Exercise aim >> Across the entries below, how many lines contain the string "keypad"? Give only the count.
* BEGIN Records supplied *
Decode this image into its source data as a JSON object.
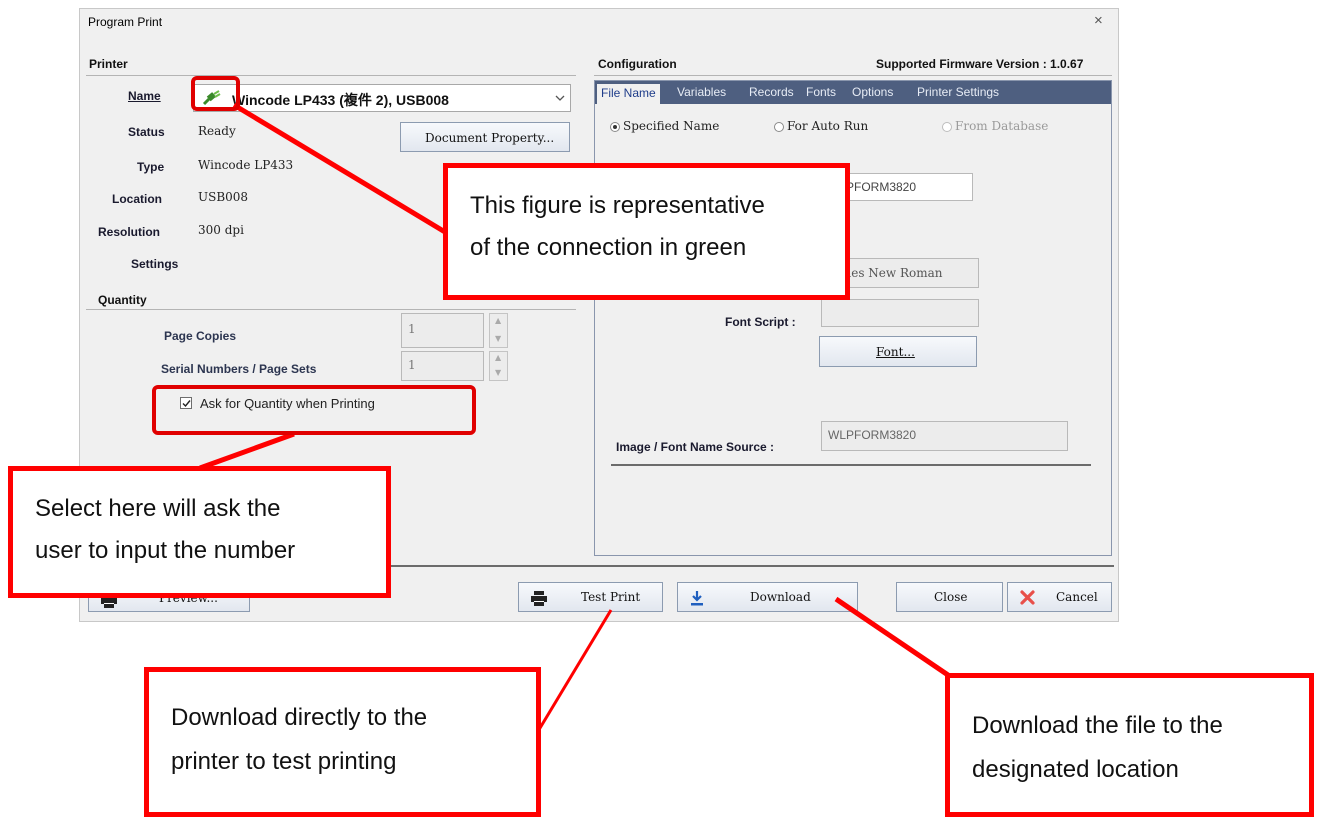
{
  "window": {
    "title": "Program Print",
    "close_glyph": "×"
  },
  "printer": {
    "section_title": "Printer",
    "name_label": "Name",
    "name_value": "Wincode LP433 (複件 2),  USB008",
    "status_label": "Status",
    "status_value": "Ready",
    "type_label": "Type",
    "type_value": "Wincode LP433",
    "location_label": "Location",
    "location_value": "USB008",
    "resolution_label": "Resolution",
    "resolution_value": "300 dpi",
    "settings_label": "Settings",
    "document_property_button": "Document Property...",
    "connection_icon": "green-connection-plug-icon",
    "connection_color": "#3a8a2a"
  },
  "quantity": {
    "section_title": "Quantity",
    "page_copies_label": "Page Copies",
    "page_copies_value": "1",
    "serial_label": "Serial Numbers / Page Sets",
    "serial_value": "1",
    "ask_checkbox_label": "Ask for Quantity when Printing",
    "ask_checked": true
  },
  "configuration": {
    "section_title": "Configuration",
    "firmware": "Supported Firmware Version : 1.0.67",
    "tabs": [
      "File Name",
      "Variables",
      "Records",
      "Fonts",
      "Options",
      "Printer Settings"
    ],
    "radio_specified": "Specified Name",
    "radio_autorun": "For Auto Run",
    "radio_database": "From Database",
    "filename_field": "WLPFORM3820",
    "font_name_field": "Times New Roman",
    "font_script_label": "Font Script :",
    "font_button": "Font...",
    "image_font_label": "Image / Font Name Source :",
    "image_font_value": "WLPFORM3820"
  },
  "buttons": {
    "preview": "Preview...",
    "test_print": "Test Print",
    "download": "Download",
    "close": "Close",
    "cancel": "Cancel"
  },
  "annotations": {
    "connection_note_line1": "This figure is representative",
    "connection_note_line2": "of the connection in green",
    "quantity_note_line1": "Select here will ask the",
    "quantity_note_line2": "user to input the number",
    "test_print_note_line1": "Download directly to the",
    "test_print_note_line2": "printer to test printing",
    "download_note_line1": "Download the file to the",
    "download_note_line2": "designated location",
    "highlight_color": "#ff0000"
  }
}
* END Records supplied *
* BEGIN Records supplied *
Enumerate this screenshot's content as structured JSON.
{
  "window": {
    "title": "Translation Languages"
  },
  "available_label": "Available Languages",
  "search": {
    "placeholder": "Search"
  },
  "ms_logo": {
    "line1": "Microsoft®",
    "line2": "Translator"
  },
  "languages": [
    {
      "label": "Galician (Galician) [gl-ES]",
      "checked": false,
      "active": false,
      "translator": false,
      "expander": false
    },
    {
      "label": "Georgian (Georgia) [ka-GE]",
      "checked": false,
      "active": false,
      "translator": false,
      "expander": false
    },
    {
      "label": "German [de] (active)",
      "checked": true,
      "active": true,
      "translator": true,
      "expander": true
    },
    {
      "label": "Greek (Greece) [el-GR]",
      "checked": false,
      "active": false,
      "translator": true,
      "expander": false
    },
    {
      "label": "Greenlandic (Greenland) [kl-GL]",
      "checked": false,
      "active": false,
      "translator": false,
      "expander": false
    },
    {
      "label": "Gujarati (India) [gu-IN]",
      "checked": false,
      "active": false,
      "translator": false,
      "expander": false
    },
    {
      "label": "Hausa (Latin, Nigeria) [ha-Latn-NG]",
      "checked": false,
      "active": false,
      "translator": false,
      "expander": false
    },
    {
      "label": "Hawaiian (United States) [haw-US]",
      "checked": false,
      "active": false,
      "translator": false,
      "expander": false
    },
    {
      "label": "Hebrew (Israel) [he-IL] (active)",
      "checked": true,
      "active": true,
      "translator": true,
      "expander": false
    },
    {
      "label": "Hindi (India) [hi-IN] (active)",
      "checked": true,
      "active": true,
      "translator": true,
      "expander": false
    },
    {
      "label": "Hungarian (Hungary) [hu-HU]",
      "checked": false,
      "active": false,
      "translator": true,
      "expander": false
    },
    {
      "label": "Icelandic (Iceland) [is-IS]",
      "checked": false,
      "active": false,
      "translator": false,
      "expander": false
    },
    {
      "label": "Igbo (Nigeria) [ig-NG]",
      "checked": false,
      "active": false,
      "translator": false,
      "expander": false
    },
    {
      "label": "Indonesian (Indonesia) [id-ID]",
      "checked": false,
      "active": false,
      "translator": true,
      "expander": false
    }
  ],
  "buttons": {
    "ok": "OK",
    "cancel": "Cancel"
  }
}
* END Records supplied *
* BEGIN Records supplied *
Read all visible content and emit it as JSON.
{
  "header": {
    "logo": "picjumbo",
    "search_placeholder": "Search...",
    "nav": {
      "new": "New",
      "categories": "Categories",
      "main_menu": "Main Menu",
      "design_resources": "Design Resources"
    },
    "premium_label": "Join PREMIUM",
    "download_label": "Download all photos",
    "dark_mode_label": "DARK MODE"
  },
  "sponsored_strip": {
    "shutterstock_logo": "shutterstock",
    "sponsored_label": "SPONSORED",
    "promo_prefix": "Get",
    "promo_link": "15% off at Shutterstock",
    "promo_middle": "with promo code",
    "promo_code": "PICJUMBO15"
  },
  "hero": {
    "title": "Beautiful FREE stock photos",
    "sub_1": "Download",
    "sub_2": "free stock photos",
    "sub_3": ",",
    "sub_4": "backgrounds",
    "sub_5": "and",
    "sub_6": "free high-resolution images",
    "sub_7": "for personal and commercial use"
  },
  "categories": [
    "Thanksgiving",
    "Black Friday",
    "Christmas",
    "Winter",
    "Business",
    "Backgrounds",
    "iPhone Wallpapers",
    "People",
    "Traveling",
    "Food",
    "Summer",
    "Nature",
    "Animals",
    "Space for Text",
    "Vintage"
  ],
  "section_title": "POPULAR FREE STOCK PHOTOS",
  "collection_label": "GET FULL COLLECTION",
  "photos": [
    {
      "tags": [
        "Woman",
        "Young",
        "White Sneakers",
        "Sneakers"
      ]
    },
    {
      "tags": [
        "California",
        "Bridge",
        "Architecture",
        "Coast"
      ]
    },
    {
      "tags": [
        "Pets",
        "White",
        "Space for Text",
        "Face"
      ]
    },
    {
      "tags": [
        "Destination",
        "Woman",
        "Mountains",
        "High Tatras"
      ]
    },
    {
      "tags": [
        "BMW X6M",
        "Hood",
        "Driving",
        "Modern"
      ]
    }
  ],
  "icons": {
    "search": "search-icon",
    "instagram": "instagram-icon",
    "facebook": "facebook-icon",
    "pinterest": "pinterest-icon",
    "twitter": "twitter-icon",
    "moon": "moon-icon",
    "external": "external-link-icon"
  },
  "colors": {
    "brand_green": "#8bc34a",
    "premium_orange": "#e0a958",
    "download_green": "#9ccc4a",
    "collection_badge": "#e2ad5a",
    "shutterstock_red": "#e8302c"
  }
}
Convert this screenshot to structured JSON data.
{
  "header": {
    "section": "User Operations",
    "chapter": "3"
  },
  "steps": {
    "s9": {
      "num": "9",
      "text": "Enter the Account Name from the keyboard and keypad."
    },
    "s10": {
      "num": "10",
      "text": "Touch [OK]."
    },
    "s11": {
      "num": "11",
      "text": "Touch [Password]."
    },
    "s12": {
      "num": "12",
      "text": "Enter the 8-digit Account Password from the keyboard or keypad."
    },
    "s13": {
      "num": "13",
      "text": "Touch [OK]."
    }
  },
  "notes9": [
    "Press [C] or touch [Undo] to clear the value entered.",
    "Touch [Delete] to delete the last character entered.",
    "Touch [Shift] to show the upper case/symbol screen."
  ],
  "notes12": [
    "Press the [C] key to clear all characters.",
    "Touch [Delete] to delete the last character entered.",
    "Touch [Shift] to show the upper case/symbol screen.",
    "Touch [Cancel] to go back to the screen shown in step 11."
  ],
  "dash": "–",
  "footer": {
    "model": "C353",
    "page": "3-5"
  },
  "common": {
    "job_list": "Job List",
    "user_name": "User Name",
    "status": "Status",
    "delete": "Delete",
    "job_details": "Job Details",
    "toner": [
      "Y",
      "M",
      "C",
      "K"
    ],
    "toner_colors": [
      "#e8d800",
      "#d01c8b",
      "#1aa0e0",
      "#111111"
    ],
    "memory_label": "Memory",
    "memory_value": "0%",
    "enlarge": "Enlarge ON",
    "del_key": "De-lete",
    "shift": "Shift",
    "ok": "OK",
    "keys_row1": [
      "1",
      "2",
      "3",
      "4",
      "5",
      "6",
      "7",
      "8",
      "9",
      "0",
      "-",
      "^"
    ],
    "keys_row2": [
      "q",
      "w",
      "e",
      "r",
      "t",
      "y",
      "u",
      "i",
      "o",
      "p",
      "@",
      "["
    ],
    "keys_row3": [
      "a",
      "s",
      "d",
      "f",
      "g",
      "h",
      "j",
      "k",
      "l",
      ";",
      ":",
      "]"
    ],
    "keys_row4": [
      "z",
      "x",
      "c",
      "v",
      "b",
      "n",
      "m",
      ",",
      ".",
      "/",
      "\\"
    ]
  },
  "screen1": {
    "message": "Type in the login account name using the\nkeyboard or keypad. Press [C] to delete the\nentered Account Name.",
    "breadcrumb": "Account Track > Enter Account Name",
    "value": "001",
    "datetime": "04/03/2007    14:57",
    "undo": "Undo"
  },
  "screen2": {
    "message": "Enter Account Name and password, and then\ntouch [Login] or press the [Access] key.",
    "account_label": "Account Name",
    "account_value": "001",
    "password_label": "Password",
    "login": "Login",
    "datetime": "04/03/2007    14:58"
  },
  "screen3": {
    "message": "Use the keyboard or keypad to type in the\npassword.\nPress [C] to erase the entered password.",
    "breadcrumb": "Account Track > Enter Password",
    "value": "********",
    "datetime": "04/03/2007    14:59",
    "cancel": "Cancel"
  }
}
* END Records supplied *
Written answer >> 4